# Job
Provide an exact transcription of all the records.

# Task material
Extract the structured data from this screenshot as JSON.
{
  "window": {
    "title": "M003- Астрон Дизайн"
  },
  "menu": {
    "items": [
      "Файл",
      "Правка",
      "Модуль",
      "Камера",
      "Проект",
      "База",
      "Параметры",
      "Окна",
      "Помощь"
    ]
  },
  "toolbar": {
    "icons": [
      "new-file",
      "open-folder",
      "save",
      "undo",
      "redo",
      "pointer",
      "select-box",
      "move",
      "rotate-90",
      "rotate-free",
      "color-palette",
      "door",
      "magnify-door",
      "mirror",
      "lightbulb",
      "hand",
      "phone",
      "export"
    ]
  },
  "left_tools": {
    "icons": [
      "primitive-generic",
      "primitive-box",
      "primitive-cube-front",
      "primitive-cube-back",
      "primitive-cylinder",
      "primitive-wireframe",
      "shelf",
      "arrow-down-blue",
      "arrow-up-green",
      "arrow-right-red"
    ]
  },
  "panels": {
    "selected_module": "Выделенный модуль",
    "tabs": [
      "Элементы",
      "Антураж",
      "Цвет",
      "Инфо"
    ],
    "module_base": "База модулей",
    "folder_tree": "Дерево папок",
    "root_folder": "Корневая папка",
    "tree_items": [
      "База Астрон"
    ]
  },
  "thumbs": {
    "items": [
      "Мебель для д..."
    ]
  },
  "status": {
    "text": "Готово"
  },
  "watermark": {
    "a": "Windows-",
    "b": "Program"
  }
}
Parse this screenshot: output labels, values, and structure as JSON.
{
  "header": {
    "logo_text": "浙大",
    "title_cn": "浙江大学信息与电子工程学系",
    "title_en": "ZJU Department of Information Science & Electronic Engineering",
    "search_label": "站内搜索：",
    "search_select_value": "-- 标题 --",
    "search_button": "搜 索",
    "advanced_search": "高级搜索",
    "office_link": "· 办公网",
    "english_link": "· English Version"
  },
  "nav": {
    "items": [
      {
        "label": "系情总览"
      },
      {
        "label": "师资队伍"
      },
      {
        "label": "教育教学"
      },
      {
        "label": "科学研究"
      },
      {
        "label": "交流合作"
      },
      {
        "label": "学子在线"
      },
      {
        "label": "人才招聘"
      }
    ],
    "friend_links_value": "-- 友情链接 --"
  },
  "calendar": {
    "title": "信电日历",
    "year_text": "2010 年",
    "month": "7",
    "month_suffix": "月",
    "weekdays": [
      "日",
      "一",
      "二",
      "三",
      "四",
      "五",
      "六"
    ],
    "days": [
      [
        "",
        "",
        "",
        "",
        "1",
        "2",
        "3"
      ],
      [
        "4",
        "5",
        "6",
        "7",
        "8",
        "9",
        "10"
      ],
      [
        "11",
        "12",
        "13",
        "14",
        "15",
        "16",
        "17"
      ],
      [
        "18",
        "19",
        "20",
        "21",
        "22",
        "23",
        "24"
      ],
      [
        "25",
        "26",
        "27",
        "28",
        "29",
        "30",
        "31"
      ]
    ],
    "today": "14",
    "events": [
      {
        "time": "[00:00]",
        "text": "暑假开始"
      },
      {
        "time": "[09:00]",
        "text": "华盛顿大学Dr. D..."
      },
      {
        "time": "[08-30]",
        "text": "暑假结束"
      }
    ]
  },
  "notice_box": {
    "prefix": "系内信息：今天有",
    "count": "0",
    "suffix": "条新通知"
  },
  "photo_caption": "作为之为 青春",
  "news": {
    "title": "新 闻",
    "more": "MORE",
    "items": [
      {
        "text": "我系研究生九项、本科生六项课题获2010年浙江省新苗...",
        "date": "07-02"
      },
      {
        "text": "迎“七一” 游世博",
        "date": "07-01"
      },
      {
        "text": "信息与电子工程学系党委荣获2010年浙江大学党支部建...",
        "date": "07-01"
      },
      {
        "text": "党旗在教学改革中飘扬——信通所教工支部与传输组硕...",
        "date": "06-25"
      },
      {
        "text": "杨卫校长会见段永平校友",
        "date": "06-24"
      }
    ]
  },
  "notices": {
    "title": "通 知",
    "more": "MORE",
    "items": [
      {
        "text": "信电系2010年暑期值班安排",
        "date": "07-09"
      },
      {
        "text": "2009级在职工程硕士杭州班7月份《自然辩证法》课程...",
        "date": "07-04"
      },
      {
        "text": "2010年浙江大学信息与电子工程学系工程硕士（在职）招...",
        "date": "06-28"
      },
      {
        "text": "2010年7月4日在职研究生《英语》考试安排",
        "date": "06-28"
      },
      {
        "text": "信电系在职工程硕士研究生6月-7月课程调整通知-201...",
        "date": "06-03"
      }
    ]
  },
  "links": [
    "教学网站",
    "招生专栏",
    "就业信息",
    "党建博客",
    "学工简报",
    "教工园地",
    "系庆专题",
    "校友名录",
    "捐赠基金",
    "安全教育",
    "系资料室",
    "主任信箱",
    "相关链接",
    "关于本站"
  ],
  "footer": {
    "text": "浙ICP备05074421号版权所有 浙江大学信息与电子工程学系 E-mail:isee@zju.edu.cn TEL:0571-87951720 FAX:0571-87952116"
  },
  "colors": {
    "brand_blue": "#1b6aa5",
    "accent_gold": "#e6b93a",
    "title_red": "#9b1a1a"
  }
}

# Response
Extract the structured data from this screenshot as JSON.
{
  "window": {
    "title": "M003- Астрон Дизайн"
  },
  "menu": {
    "items": [
      "Файл",
      "Правка",
      "Модуль",
      "Камера",
      "Проект",
      "База",
      "Параметры",
      "Окна",
      "Помощь"
    ]
  },
  "toolbar": {
    "icons": [
      "new-file",
      "open-folder",
      "save",
      "undo",
      "redo",
      "pointer",
      "select-box",
      "move",
      "rotate-90",
      "rotate-free",
      "color-palette",
      "door",
      "magnify-door",
      "mirror",
      "lightbulb",
      "hand",
      "phone",
      "export"
    ]
  },
  "left_tools": {
    "icons": [
      "primitive-generic",
      "primitive-box",
      "primitive-cube-front",
      "primitive-cube-back",
      "primitive-cylinder",
      "primitive-wireframe",
      "shelf",
      "arrow-down-blue",
      "arrow-up-green",
      "arrow-right-red"
    ]
  },
  "panels": {
    "selected_module": "Выделенный модуль",
    "tabs": [
      "Элементы",
      "Антураж",
      "Цвет",
      "Инфо"
    ],
    "module_base": "База модулей",
    "folder_tree": "Дерево папок",
    "root_folder": "Корневая папка",
    "tree_items": [
      "База Астрон"
    ]
  },
  "thumbs": {
    "items": [
      "Мебель для д..."
    ]
  },
  "status": {
    "text": "Готово"
  },
  "watermark": {
    "a": "Windows-",
    "b": "Program"
  }
}
Parse this screenshot: output labels, values, and structure as JSON.
{
  "header": {
    "logo_text": "浙大",
    "title_cn": "浙江大学信息与电子工程学系",
    "title_en": "ZJU Department of Information Science & Electronic Engineering",
    "search_label": "站内搜索：",
    "search_select_value": "-- 标题 --",
    "search_button": "搜 索",
    "advanced_search": "高级搜索",
    "office_link": "· 办公网",
    "english_link": "· English Version"
  },
  "nav": {
    "items": [
      {
        "label": "系情总览"
      },
      {
        "label": "师资队伍"
      },
      {
        "label": "教育教学"
      },
      {
        "label": "科学研究"
      },
      {
        "label": "交流合作"
      },
      {
        "label": "学子在线"
      },
      {
        "label": "人才招聘"
      }
    ],
    "friend_links_value": "-- 友情链接 --"
  },
  "calendar": {
    "title": "信电日历",
    "year_text": "2010 年",
    "month": "7",
    "month_suffix": "月",
    "weekdays": [
      "日",
      "一",
      "二",
      "三",
      "四",
      "五",
      "六"
    ],
    "days": [
      [
        "",
        "",
        "",
        "",
        "1",
        "2",
        "3"
      ],
      [
        "4",
        "5",
        "6",
        "7",
        "8",
        "9",
        "10"
      ],
      [
        "11",
        "12",
        "13",
        "14",
        "15",
        "16",
        "17"
      ],
      [
        "18",
        "19",
        "20",
        "21",
        "22",
        "23",
        "24"
      ],
      [
        "25",
        "26",
        "27",
        "28",
        "29",
        "30",
        "31"
      ]
    ],
    "today": "14",
    "events": [
      {
        "time": "[00:00]",
        "text": "暑假开始"
      },
      {
        "time": "[09:00]",
        "text": "华盛顿大学Dr. D..."
      },
      {
        "time": "[08-30]",
        "text": "暑假结束"
      }
    ]
  },
  "notice_box": {
    "prefix": "系内信息：今天有",
    "count": "0",
    "suffix": "条新通知"
  },
  "photo_caption": "作为之为 青春",
  "news": {
    "title": "新 闻",
    "more": "MORE",
    "items": [
      {
        "text": "我系研究生九项、本科生六项课题获2010年浙江省新苗...",
        "date": "07-02"
      },
      {
        "text": "迎“七一” 游世博",
        "date": "07-01"
      },
      {
        "text": "信息与电子工程学系党委荣获2010年浙江大学党支部建...",
        "date": "07-01"
      },
      {
        "text": "党旗在教学改革中飘扬——信通所教工支部与传输组硕...",
        "date": "06-25"
      },
      {
        "text": "杨卫校长会见段永平校友",
        "date": "06-24"
      }
    ]
  },
  "notices": {
    "title": "通 知",
    "more": "MORE",
    "items": [
      {
        "text": "信电系2010年暑期值班安排",
        "date": "07-09"
      },
      {
        "text": "2009级在职工程硕士杭州班7月份《自然辩证法》课程...",
        "date": "07-04"
      },
      {
        "text": "2010年浙江大学信息与电子工程学系工程硕士（在职）招...",
        "date": "06-28"
      },
      {
        "text": "2010年7月4日在职研究生《英语》考试安排",
        "date": "06-28"
      },
      {
        "text": "信电系在职工程硕士研究生6月-7月课程调整通知-201...",
        "date": "06-03"
      }
    ]
  },
  "links": [
    "教学网站",
    "招生专栏",
    "就业信息",
    "党建博客",
    "学工简报",
    "教工园地",
    "系庆专题",
    "校友名录",
    "捐赠基金",
    "安全教育",
    "系资料室",
    "主任信箱",
    "相关链接",
    "关于本站"
  ],
  "footer": {
    "text": "浙ICP备05074421号版权所有 浙江大学信息与电子工程学系 E-mail:isee@zju.edu.cn TEL:0571-87951720 FAX:0571-87952116"
  },
  "colors": {
    "brand_blue": "#1b6aa5",
    "accent_gold": "#e6b93a",
    "title_red": "#9b1a1a"
  }
}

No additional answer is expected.